_Rows from a dataset:_
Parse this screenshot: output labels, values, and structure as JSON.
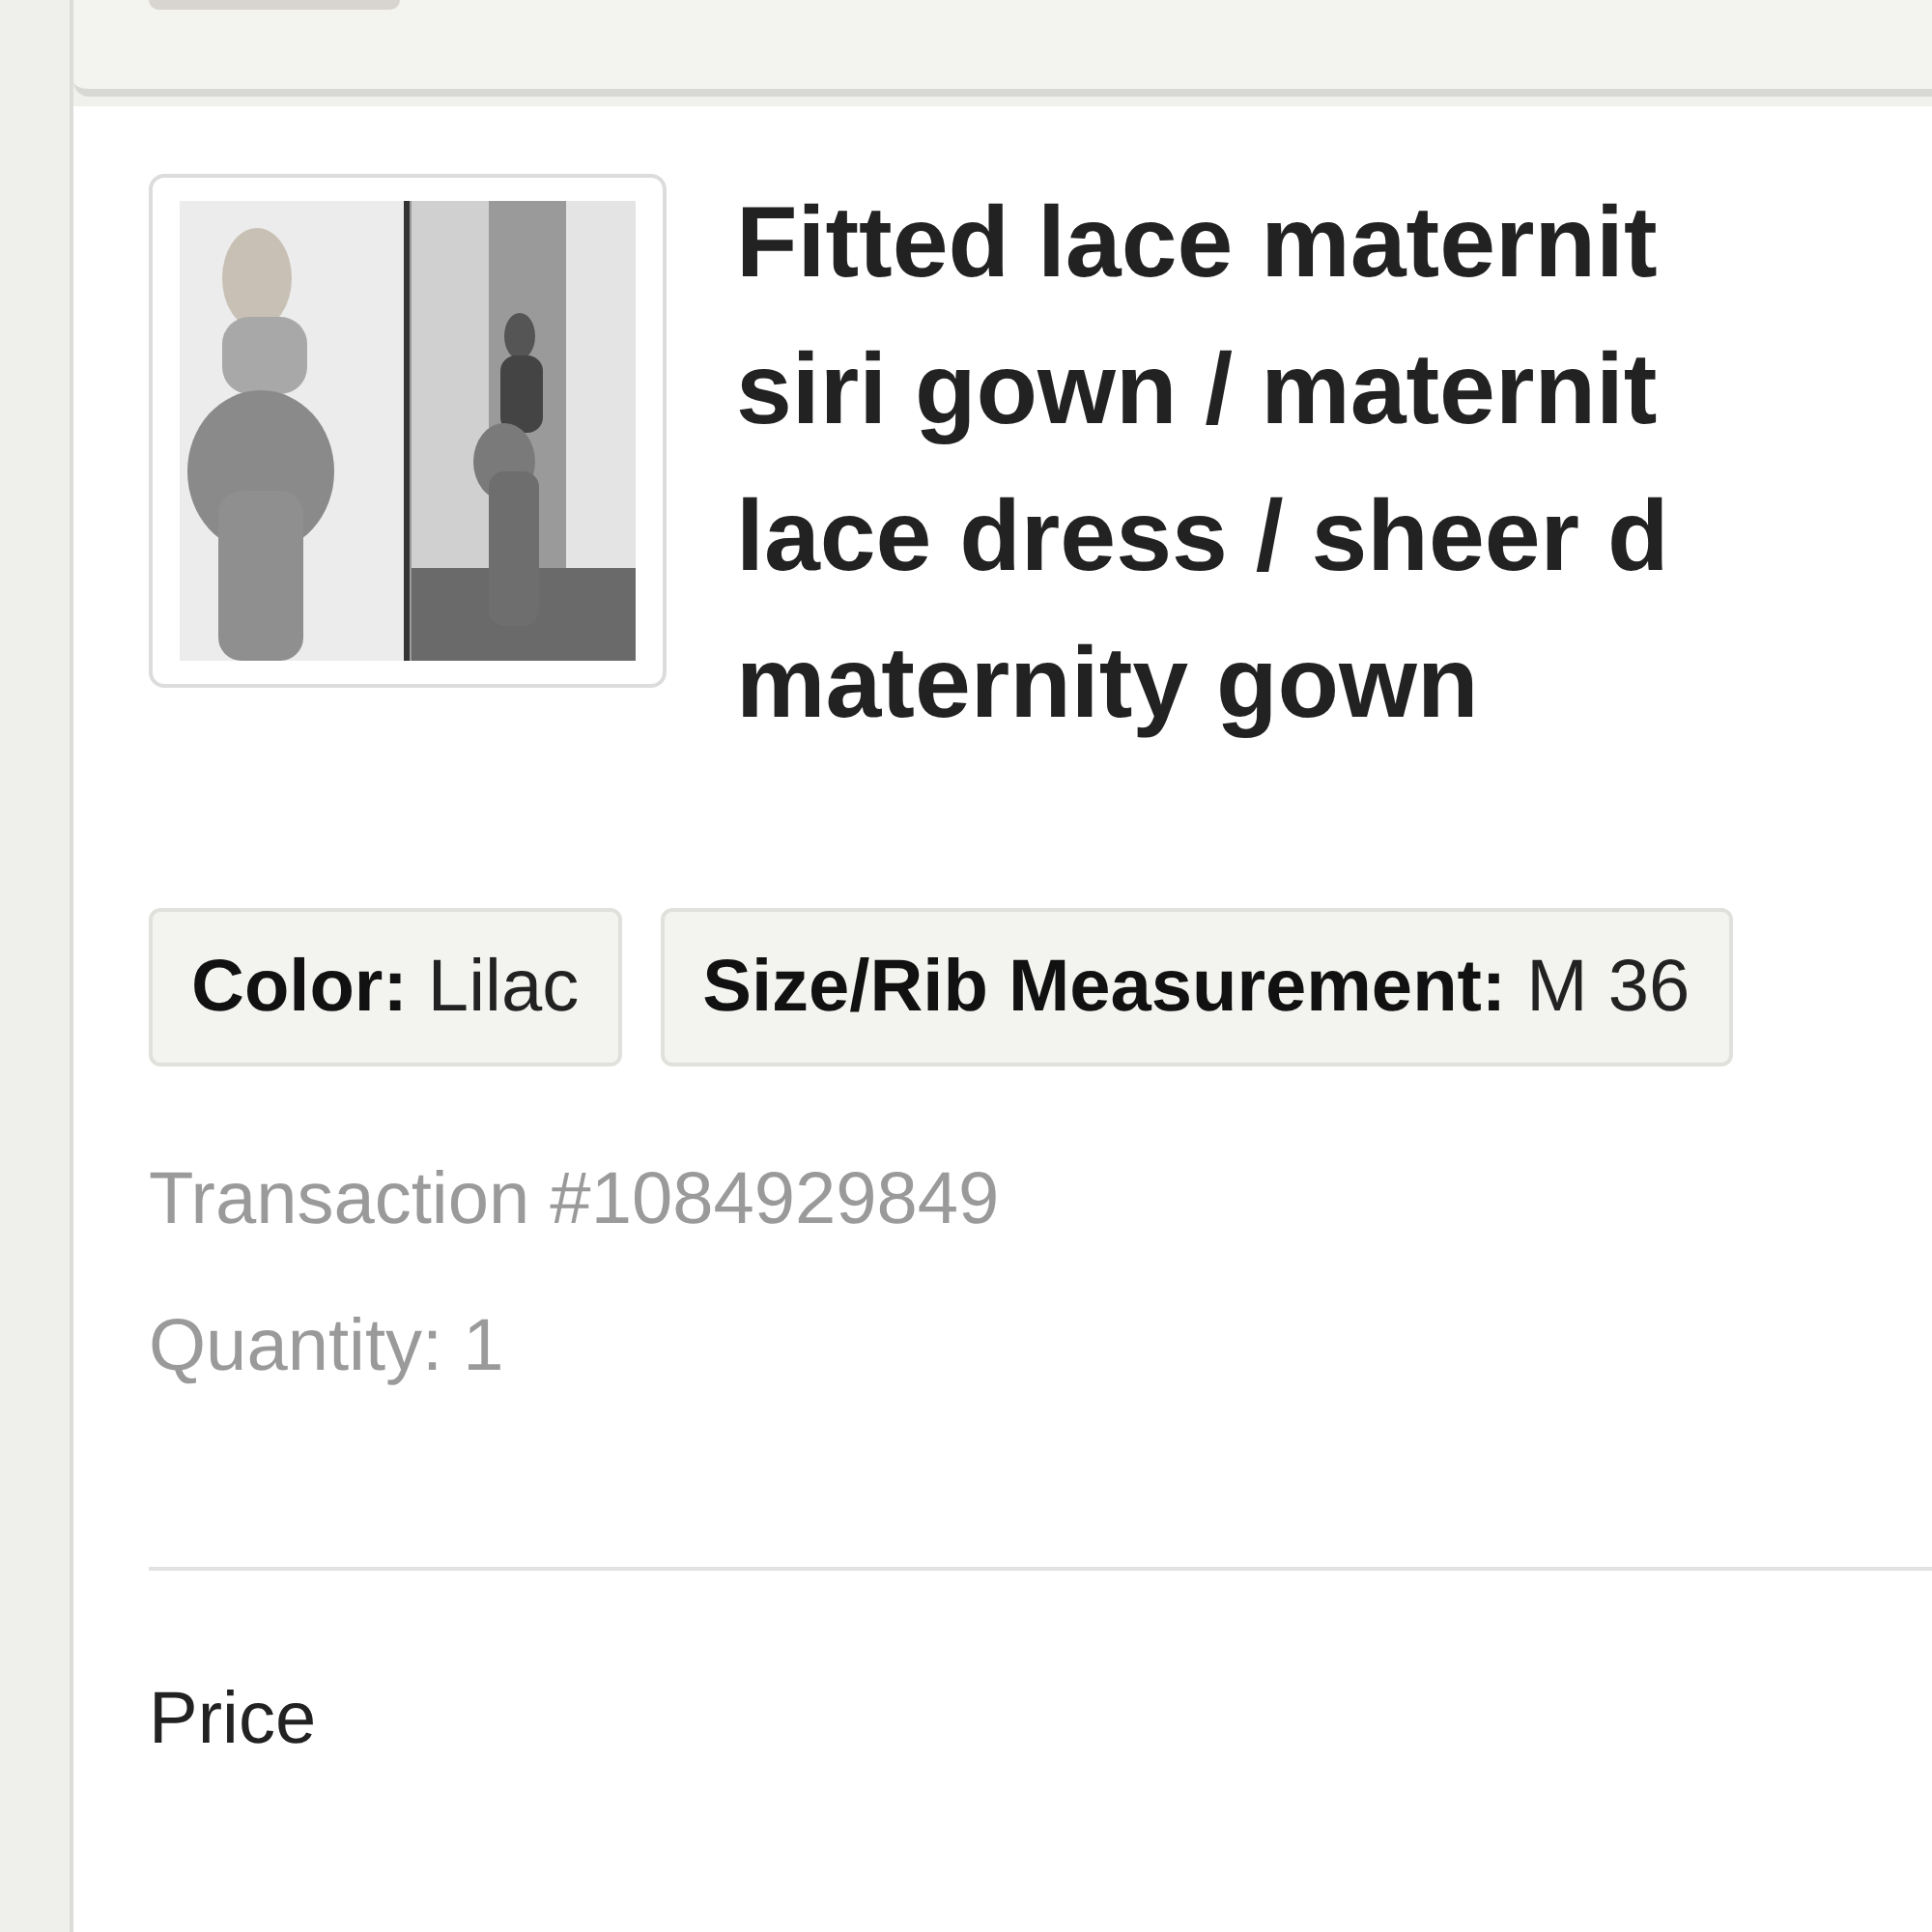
{
  "item": {
    "title_lines": [
      "Fitted lace maternit",
      "siri gown / maternit",
      "lace dress / sheer d",
      "maternity gown"
    ],
    "variations": [
      {
        "label": "Color:",
        "value": "Lilac"
      },
      {
        "label": "Size/Rib Measurement:",
        "value": "M 36"
      }
    ],
    "transaction": "Transaction #1084929849",
    "quantity": "Quantity: 1"
  },
  "price_label": "Price"
}
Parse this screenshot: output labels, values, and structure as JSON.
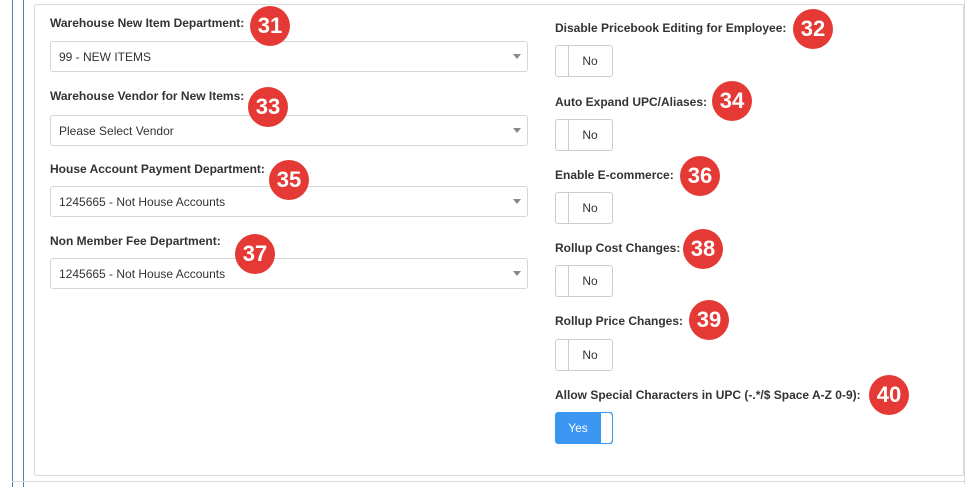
{
  "colors": {
    "accent": "#3c97f2",
    "badge": "#e53935"
  },
  "left_fields": [
    {
      "label": "Warehouse New Item Department:",
      "value": "99 - NEW ITEMS",
      "badge": "31"
    },
    {
      "label": "Warehouse Vendor for New Items:",
      "value": "Please Select Vendor",
      "badge": "33"
    },
    {
      "label": "House Account Payment Department:",
      "value": "1245665 - Not House Accounts",
      "badge": "35"
    },
    {
      "label": "Non Member Fee Department:",
      "value": "1245665 - Not House Accounts",
      "badge": "37"
    }
  ],
  "right_fields": [
    {
      "label": "Disable Pricebook Editing for Employee:",
      "value": "No",
      "badge": "32"
    },
    {
      "label": "Auto Expand UPC/Aliases:",
      "value": "No",
      "badge": "34"
    },
    {
      "label": "Enable E-commerce:",
      "value": "No",
      "badge": "36"
    },
    {
      "label": "Rollup Cost Changes:",
      "value": "No",
      "badge": "38"
    },
    {
      "label": "Rollup Price Changes:",
      "value": "No",
      "badge": "39"
    },
    {
      "label": "Allow Special Characters in UPC (-.*/$ Space A-Z 0-9):",
      "value": "Yes",
      "badge": "40"
    }
  ]
}
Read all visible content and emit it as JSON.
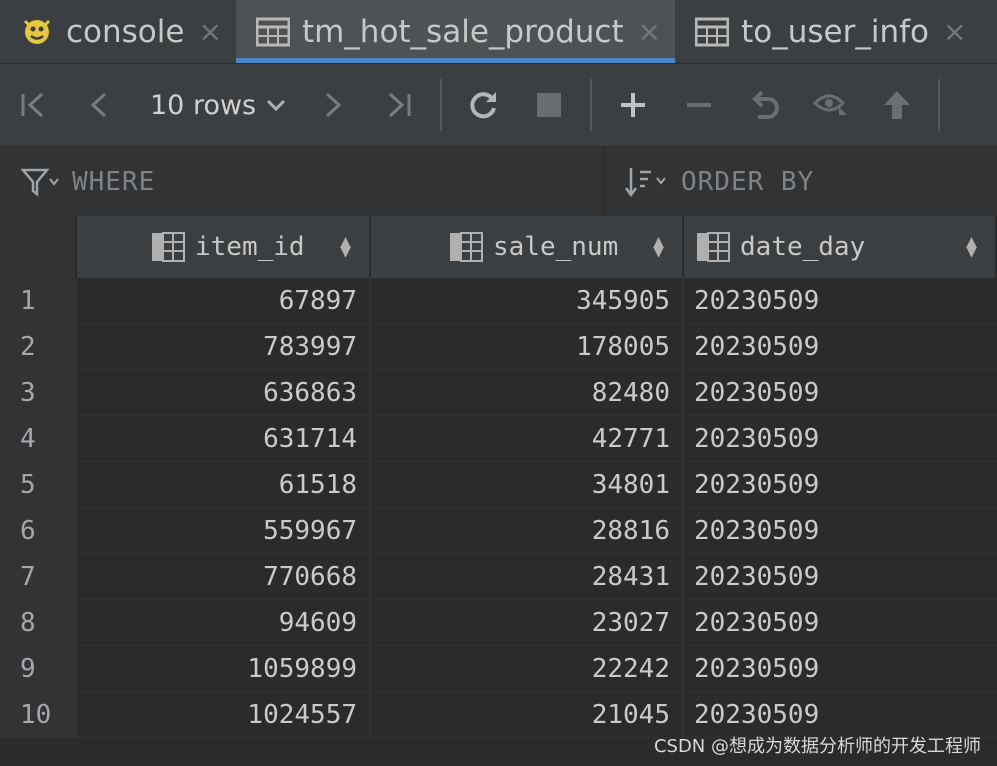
{
  "tabs": [
    {
      "label": "console",
      "icon": "console-icon",
      "active": false
    },
    {
      "label": "tm_hot_sale_product",
      "icon": "table-icon",
      "active": true
    },
    {
      "label": "to_user_info",
      "icon": "table-icon",
      "active": false
    }
  ],
  "toolbar": {
    "rows_label": "10 rows"
  },
  "filters": {
    "where_label": "WHERE",
    "orderby_label": "ORDER BY"
  },
  "grid": {
    "columns": [
      "item_id",
      "sale_num",
      "date_day"
    ],
    "rows": [
      {
        "n": "1",
        "item_id": "67897",
        "sale_num": "345905",
        "date_day": "20230509"
      },
      {
        "n": "2",
        "item_id": "783997",
        "sale_num": "178005",
        "date_day": "20230509"
      },
      {
        "n": "3",
        "item_id": "636863",
        "sale_num": "82480",
        "date_day": "20230509"
      },
      {
        "n": "4",
        "item_id": "631714",
        "sale_num": "42771",
        "date_day": "20230509"
      },
      {
        "n": "5",
        "item_id": "61518",
        "sale_num": "34801",
        "date_day": "20230509"
      },
      {
        "n": "6",
        "item_id": "559967",
        "sale_num": "28816",
        "date_day": "20230509"
      },
      {
        "n": "7",
        "item_id": "770668",
        "sale_num": "28431",
        "date_day": "20230509"
      },
      {
        "n": "8",
        "item_id": "94609",
        "sale_num": "23027",
        "date_day": "20230509"
      },
      {
        "n": "9",
        "item_id": "1059899",
        "sale_num": "22242",
        "date_day": "20230509"
      },
      {
        "n": "10",
        "item_id": "1024557",
        "sale_num": "21045",
        "date_day": "20230509"
      }
    ]
  },
  "watermark": "CSDN @想成为数据分析师的开发工程师",
  "colors": {
    "accent": "#4a88c7",
    "background": "#2b2b2b",
    "panel": "#3c3f41"
  }
}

_Problem description:_
Your copy should repeat each entry above exactly but contain no pictures.

_Final answer:_
Parse this screenshot: output labels, values, and structure as JSON.
{
  "item": {
    "title_lines": [
      "Fitted lace maternit",
      "siri gown / maternit",
      "lace dress / sheer d",
      "maternity gown"
    ],
    "variations": [
      {
        "label": "Color:",
        "value": "Lilac"
      },
      {
        "label": "Size/Rib Measurement:",
        "value": "M 36"
      }
    ],
    "transaction": "Transaction #1084929849",
    "quantity": "Quantity: 1"
  },
  "price_label": "Price"
}
Parse this screenshot: output labels, values, and structure as JSON.
{
  "colors": {
    "accent": "#3c97f2",
    "badge": "#e53935"
  },
  "left_fields": [
    {
      "label": "Warehouse New Item Department:",
      "value": "99 - NEW ITEMS",
      "badge": "31"
    },
    {
      "label": "Warehouse Vendor for New Items:",
      "value": "Please Select Vendor",
      "badge": "33"
    },
    {
      "label": "House Account Payment Department:",
      "value": "1245665 - Not House Accounts",
      "badge": "35"
    },
    {
      "label": "Non Member Fee Department:",
      "value": "1245665 - Not House Accounts",
      "badge": "37"
    }
  ],
  "right_fields": [
    {
      "label": "Disable Pricebook Editing for Employee:",
      "value": "No",
      "badge": "32"
    },
    {
      "label": "Auto Expand UPC/Aliases:",
      "value": "No",
      "badge": "34"
    },
    {
      "label": "Enable E-commerce:",
      "value": "No",
      "badge": "36"
    },
    {
      "label": "Rollup Cost Changes:",
      "value": "No",
      "badge": "38"
    },
    {
      "label": "Rollup Price Changes:",
      "value": "No",
      "badge": "39"
    },
    {
      "label": "Allow Special Characters in UPC (-.*/$ Space A-Z 0-9):",
      "value": "Yes",
      "badge": "40"
    }
  ]
}
Read all visible content and emit it as JSON.
{
  "tabs": [
    {
      "label": "console",
      "icon": "console-icon",
      "active": false
    },
    {
      "label": "tm_hot_sale_product",
      "icon": "table-icon",
      "active": true
    },
    {
      "label": "to_user_info",
      "icon": "table-icon",
      "active": false
    }
  ],
  "toolbar": {
    "rows_label": "10 rows"
  },
  "filters": {
    "where_label": "WHERE",
    "orderby_label": "ORDER BY"
  },
  "grid": {
    "columns": [
      "item_id",
      "sale_num",
      "date_day"
    ],
    "rows": [
      {
        "n": "1",
        "item_id": "67897",
        "sale_num": "345905",
        "date_day": "20230509"
      },
      {
        "n": "2",
        "item_id": "783997",
        "sale_num": "178005",
        "date_day": "20230509"
      },
      {
        "n": "3",
        "item_id": "636863",
        "sale_num": "82480",
        "date_day": "20230509"
      },
      {
        "n": "4",
        "item_id": "631714",
        "sale_num": "42771",
        "date_day": "20230509"
      },
      {
        "n": "5",
        "item_id": "61518",
        "sale_num": "34801",
        "date_day": "20230509"
      },
      {
        "n": "6",
        "item_id": "559967",
        "sale_num": "28816",
        "date_day": "20230509"
      },
      {
        "n": "7",
        "item_id": "770668",
        "sale_num": "28431",
        "date_day": "20230509"
      },
      {
        "n": "8",
        "item_id": "94609",
        "sale_num": "23027",
        "date_day": "20230509"
      },
      {
        "n": "9",
        "item_id": "1059899",
        "sale_num": "22242",
        "date_day": "20230509"
      },
      {
        "n": "10",
        "item_id": "1024557",
        "sale_num": "21045",
        "date_day": "20230509"
      }
    ]
  },
  "watermark": "CSDN @想成为数据分析师的开发工程师",
  "colors": {
    "accent": "#4a88c7",
    "background": "#2b2b2b",
    "panel": "#3c3f41"
  }
}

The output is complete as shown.